Finally, recent research (Gagnon, 2010; de Checchi, 2021) considers that discipline (especially the epistemic value placed on one’s knowledge) can have an impact on argumentation. A number of studies[54] have shown that the choice of subject matter can be an obstacle to schooling or lead either to the accumulation of ideas (factitious consensus) or to argument (when emotion is too strong) (Polo, 2020). Michel Tozzi also shows that the way questions are formulated "strongly influences the nature of the structuring of the debate and the process of its dynamics[55] ". Some formulations “immediately encourage students to take up a position and engage in cognitive confrontation”, and place students in a “defensive offensive opposition logic rather than integrative listening”, which can reinforce students’ initial representations of the debate.

Conclusion

The aim of this article was to show that the possible misunderstandings that pupils may have about argumentation can be co-constructed by the school culture at different levels. These misunderstandings can lead to RASLs that prevent some pupils from engaging in the learning that takes place during argumentative activities. In particular, we have seen that it is in the interests of philosophy teaching to get rid of a ‘rhetorical’ conception of argumentation (arguing only in order to convince), which constitutes an epistemological obstacle to understanding what is expected in philosophical argumentation. This understanding of learning difficulties through misunderstandings and RASL calls for appropriate means of remediation. It would seem that it’s not enough to do more argumentative exercises (it’ll come to that!) or simply to reintroduce the ‘method’. Helping pupils to understand that a oral argumentative activity is first and foremost a learning situation, a reinvestment of knowledge (and not just the completion of a task), enabling them to make links with what has been seen in class before and after, making teachers aware of the epistemic issues involved in argumentative practices and encouraging them to cultivate relevant epistemological representations of argumentation, would seem to be reasonable solutions.

### Stored data:
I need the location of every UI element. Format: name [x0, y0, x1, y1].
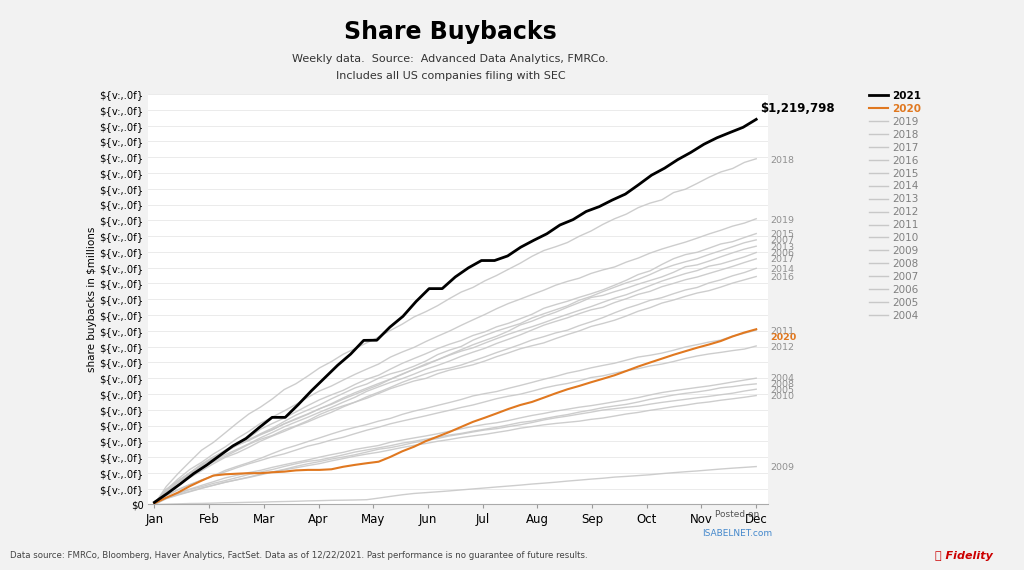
Text: 2010: 2010 [770, 392, 795, 401]
Text: Includes all US companies filing with SEC: Includes all US companies filing with SE… [336, 71, 565, 82]
Text: 2008: 2008 [770, 380, 795, 389]
Text: 2016: 2016 [770, 272, 795, 282]
Text: 2007: 2007 [770, 237, 795, 245]
Text: Data source: FMRCo, Bloomberg, Haver Analytics, FactSet. Data as of 12/22/2021. : Data source: FMRCo, Bloomberg, Haver Ana… [10, 551, 588, 560]
Text: 2004: 2004 [770, 374, 795, 383]
Text: 2009: 2009 [770, 463, 795, 472]
Text: $1,219,798: $1,219,798 [760, 101, 835, 115]
Text: 2015: 2015 [770, 230, 795, 239]
Text: 2020: 2020 [770, 333, 797, 341]
Text: 2005: 2005 [770, 386, 795, 394]
Text: 2019: 2019 [770, 216, 795, 225]
Text: Share Buybacks: Share Buybacks [344, 20, 557, 44]
Text: 2017: 2017 [770, 255, 795, 264]
Legend: 2021, 2020, 2019, 2018, 2017, 2016, 2015, 2014, 2013, 2012, 2011, 2010, 2009, 20: 2021, 2020, 2019, 2018, 2017, 2016, 2015… [869, 91, 922, 321]
Text: 2006: 2006 [770, 249, 795, 258]
Y-axis label: share buybacks in $millions: share buybacks in $millions [87, 226, 96, 372]
Text: 2018: 2018 [770, 156, 795, 165]
Text: 2014: 2014 [770, 264, 795, 274]
Text: ISABELNET.com: ISABELNET.com [702, 529, 772, 538]
Text: Ⓜ Fidelity: Ⓜ Fidelity [935, 551, 993, 561]
Text: 2011: 2011 [770, 327, 795, 336]
Text: 2013: 2013 [770, 243, 795, 252]
Text: 2012: 2012 [770, 343, 795, 352]
Text: Posted on: Posted on [715, 510, 760, 519]
Text: Weekly data.  Source:  Advanced Data Analytics, FMRCo.: Weekly data. Source: Advanced Data Analy… [292, 54, 609, 64]
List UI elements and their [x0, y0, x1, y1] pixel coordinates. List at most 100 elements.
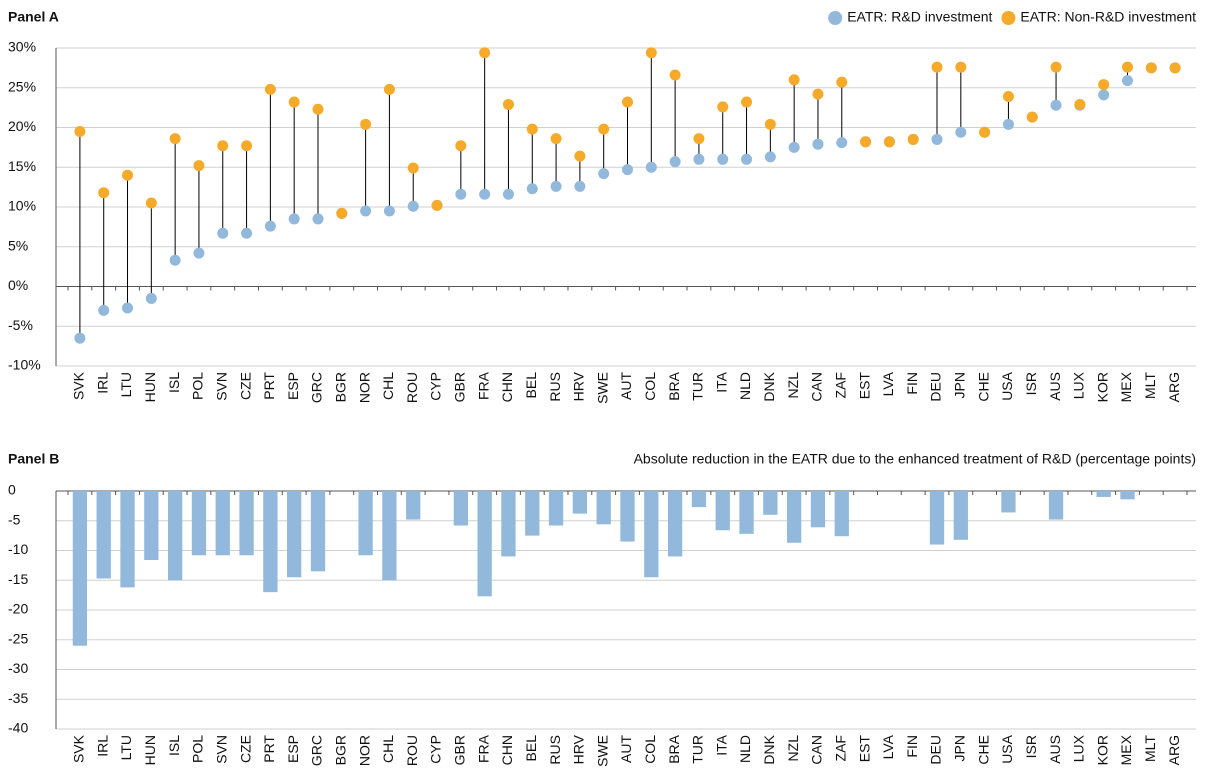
dot: [788, 141, 800, 153]
dot: [1002, 118, 1014, 130]
x-tick-label: ISL: [166, 372, 182, 393]
bar: [572, 491, 588, 514]
x-tick-label: GBR: [452, 372, 468, 402]
dot: [836, 76, 848, 88]
dot: [383, 83, 395, 95]
x-tick-label: FRA: [475, 734, 491, 763]
bar: [763, 491, 778, 515]
bar: [1001, 491, 1016, 513]
x-tick-label: COL: [642, 372, 658, 401]
dot: [288, 213, 300, 225]
dot: [669, 156, 681, 168]
x-tick-label: SVK: [71, 371, 87, 400]
dot: [217, 140, 229, 152]
dot: [860, 136, 872, 148]
x-tick-label: FIN: [904, 735, 920, 758]
x-tick-label: RUS: [547, 735, 563, 765]
dot: [122, 302, 134, 314]
x-tick-label: ITA: [713, 371, 729, 392]
dot: [169, 133, 181, 145]
dot: [741, 96, 753, 108]
x-tick-label: DEU: [928, 372, 944, 402]
y-tick-label: 0%: [8, 277, 28, 293]
bar: [834, 491, 849, 537]
x-tick-label: SVN: [213, 735, 229, 764]
dot: [502, 188, 514, 200]
x-tick-label: MEX: [1118, 371, 1134, 402]
bar: [929, 491, 945, 545]
x-tick-label: ZAF: [832, 735, 848, 761]
bar: [406, 491, 421, 520]
dot: [479, 188, 491, 200]
bar: [358, 491, 373, 556]
dot: [764, 151, 776, 163]
x-tick-label: ISR: [1023, 372, 1039, 395]
dot: [1050, 99, 1062, 111]
x-tick-label: LVA: [880, 734, 896, 759]
y-tick-label: 10%: [8, 198, 36, 214]
legend-label: EATR: R&D investment: [847, 9, 992, 25]
dot: [907, 133, 919, 145]
bar: [96, 491, 111, 579]
x-tick-label: CZE: [237, 735, 253, 763]
x-tick-label: KOR: [1094, 372, 1110, 402]
dot: [717, 153, 729, 165]
bar: [382, 491, 397, 581]
dot: [1002, 90, 1014, 102]
legend-marker: [1001, 11, 1016, 25]
x-tick-label: BRA: [666, 371, 682, 400]
bar: [167, 491, 183, 581]
x-tick-label: CHE: [975, 372, 991, 402]
x-tick-label: POL: [190, 372, 206, 400]
dot: [1121, 75, 1133, 87]
y-tick-label: -40: [8, 720, 28, 736]
x-tick-label: JPN: [952, 372, 968, 398]
bar: [144, 491, 159, 561]
x-tick-label: RUS: [547, 372, 563, 402]
x-tick-label: AUT: [618, 735, 634, 763]
dot: [955, 61, 967, 73]
dot: [669, 69, 681, 81]
dot: [574, 150, 586, 162]
dot: [717, 101, 729, 113]
bar: [453, 491, 468, 526]
panel-title: Panel A: [8, 9, 59, 25]
x-tick-label: ISR: [1023, 735, 1039, 758]
dot: [455, 140, 467, 152]
x-tick-label: POL: [190, 735, 206, 763]
bar: [953, 491, 968, 540]
dot: [98, 304, 110, 316]
x-tick-label: NZL: [785, 372, 801, 399]
legend-marker: [828, 11, 843, 25]
dot: [645, 47, 657, 59]
dot: [383, 205, 395, 217]
x-tick-label: BRA: [666, 734, 682, 763]
dot: [526, 123, 538, 135]
x-tick-label: CAN: [809, 735, 825, 765]
x-tick-label: AUS: [1047, 735, 1063, 764]
x-tick-label: TUR: [690, 735, 706, 764]
x-tick-label: ARG: [1166, 735, 1182, 765]
bar: [1048, 491, 1064, 520]
x-tick-label: COL: [642, 735, 658, 764]
dot: [217, 227, 229, 239]
dot: [264, 83, 276, 95]
dot: [1074, 98, 1086, 110]
bar: [310, 491, 326, 572]
x-tick-label: CYP: [428, 372, 444, 401]
dot: [1169, 62, 1181, 74]
x-tick-label: FIN: [904, 372, 920, 395]
dot: [502, 98, 514, 110]
x-tick-label: IRL: [94, 372, 110, 394]
x-tick-label: PRT: [261, 372, 277, 400]
x-tick-label: CYP: [428, 735, 444, 764]
y-tick-label: 25%: [8, 78, 36, 94]
panel-title: Panel B: [8, 451, 59, 467]
dot: [526, 183, 538, 195]
dot: [407, 200, 419, 212]
y-tick-label: -15: [8, 571, 28, 587]
x-tick-label: LTU: [118, 372, 134, 397]
dot: [836, 137, 848, 149]
x-tick-label: CHN: [499, 372, 515, 402]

### Given exercise A:
Print the passage of the argumentation text starting at "Finally, recent research" and ending at "of the debate.".
### Given exercise B:
In the argumentation text, what conception of argumentation is it in the interests of philosophy teaching to get rid of?
The records were drawn from a separate source.

### Full output A:
Finally, recent research (Gagnon, 2010; de Checchi, 2021) considers that discipline (especially the epistemic value placed on one’s knowledge) can have an impact on argumentation. A number of studies[54] have shown that the choice of subject matter can be an obstacle to schooling or lead either to the accumulation of ideas (factitious consensus) or to argument (when emotion is too strong) (Polo, 2020). Michel Tozzi also shows that the way questions are formulated "strongly influences the nature of the structuring of the debate and the process of its dynamics[55] ". Some formulations “immediately encourage students to take up a position and engage in cognitive confrontation”, and place students in a “defensive offensive opposition logic rather than integrative listening”, which can reinforce students’ initial representations of the debate.

### Full output B:
A "rhetorical" conception, in which one argues only in order to convince.